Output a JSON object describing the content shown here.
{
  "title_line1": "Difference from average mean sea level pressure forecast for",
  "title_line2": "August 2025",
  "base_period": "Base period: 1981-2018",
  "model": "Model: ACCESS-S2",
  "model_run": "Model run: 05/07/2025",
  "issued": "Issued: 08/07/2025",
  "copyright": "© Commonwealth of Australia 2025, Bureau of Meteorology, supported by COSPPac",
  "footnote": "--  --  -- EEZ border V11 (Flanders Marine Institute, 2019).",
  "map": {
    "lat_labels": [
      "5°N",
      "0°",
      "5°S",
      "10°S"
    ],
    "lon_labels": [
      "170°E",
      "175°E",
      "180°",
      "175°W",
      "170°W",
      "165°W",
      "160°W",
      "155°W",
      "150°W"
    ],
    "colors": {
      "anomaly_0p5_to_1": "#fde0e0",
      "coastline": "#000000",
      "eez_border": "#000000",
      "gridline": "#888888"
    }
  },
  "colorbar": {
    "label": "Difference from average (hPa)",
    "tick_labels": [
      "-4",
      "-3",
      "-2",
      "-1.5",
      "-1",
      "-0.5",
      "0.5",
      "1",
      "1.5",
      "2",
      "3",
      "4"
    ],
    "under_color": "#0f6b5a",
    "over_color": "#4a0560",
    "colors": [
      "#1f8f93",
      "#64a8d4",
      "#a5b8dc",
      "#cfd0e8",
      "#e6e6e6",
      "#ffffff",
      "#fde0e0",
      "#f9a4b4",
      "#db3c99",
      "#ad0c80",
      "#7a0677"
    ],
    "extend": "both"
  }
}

--

## What the task requires
Find the word "average" in the data and show each line that holds it.

## Exercise response
  "title_line1": "Difference from average mean sea level pressure forecast for",
    "label": "Difference from average (hPa)",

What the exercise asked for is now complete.